* Data:
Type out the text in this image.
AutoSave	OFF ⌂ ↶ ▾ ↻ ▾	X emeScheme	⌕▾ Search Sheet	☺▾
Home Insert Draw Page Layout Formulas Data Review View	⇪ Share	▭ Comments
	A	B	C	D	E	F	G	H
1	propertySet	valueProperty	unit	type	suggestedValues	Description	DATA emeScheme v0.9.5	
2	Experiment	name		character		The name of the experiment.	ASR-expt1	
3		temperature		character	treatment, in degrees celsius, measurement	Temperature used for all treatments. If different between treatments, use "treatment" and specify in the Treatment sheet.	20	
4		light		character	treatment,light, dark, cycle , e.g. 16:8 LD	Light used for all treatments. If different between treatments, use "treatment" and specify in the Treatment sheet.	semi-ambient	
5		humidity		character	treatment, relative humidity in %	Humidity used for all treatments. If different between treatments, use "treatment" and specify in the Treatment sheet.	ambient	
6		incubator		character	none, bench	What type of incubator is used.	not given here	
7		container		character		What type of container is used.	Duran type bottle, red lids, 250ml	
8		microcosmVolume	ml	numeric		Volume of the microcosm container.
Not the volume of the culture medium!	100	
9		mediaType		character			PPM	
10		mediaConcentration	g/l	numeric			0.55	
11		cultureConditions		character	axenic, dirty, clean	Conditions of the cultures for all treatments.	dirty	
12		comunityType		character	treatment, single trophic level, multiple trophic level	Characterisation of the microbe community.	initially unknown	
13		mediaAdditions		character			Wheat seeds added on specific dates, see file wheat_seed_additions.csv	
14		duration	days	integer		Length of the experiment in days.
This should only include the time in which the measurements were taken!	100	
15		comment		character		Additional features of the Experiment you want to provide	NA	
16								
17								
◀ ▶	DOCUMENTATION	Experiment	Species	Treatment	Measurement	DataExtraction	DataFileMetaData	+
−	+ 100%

* Task goal: Look through the records and gather each line with the word "container".

* Response for this exercise:
7		container		character		What type of container is used.	Duran type bottle, red lids, 250ml	
8		microcosmVolume	ml	numeric		Volume of the microcosm container.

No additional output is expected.